_Excerpt_:
NF-E2-Related Factor 2 Suppresses Intestinal Fibrosis by Inhibiting Reactive Oxygen Species-Dependent TGF-β1/SMADs Pathway

This study aimed to evaluate the antifibrotic effects of NF-E2-Related Factor 2 (Nrf2) on intestinal fibrosis. Intestinal fibrosis is a common complication of Crohn's disease; however, its mechanism of intestinal fibrosis is largely unclear. BALB/c mice received 2,4,6-trinitrobenzene sulfonic acid weekly via intrarectal injections to induce chronic fibrotic colitis. They also diet containing received 1% (w/w) tert-butylhydroquinone (tBHQ), which is an agonist of Nrf2. Human intestinal fibroblasts (CCD-18Co cells) were pretreated with tBHQ or si-Nrf2 followed by stimulation with transforming growth factor-beta 1 (TGF-beta 1), which transformed the cells into myofibroblasts. The main fibrosis markers such as alpha-smooth muscle actin, collagen I, tissue inhibitor of metalloproteinase-1, and TGF-beta 1/SMADs signaling pathway were detected by quantitative real-time RT-PCR, immunohistochemical analysis, and Western blot analysis. Levels of cellular reactive oxygen species (ROS) were detected by dichlorodihydrofluorescein diacetate. tBHQ suppressed the intestinal fibrosis through the TGF-beta 1/SMADs signaling pathway in TNBS-induced colitis and CCD-18Co cells. Moreover, Nrf2 knockdown enhanced the TGF-beta 1-induced differentiation of CCD-18Co cells. ROS significantly increased in TGF-beta 1-stimulated CCD-18Co cells. Pretreatment with H2O2, the primary component of ROS, was demonstrated to block the effect of tBHQ on reducing the expression of TGF-beta 1. Moreover, scavenging ROS by N-acetyl cysteine could inhibit the increasing expression of TGF-beta 1 promoted by Nrf2 knockdown. The results suggested that Nrf2 suppressed intestinal fibrosis by inhibiting ROS/TGF-beta 1/SMADs pathway in vivo and in vitro.

_Raw data_:
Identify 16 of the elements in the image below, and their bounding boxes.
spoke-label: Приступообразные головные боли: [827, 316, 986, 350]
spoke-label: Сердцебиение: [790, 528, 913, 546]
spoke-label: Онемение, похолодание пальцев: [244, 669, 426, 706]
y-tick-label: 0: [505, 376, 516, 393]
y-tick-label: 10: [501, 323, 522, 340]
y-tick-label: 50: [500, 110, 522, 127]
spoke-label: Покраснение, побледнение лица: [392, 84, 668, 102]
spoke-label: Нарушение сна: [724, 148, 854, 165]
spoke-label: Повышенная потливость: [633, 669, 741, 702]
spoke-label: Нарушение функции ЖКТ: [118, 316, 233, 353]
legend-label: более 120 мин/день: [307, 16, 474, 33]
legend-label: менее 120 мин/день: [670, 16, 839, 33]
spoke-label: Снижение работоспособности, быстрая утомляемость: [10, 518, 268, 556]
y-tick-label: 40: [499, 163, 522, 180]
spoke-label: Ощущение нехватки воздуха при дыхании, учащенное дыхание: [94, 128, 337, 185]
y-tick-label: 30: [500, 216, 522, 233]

_Exercise requirements_: In the abstract on Nrf2 and intestinal fibrosis, which Nrf2 agonist was added to the mice's diet?

_Reply_: Tert-butylhydroquinone (tBHQ), at 1% (w/w).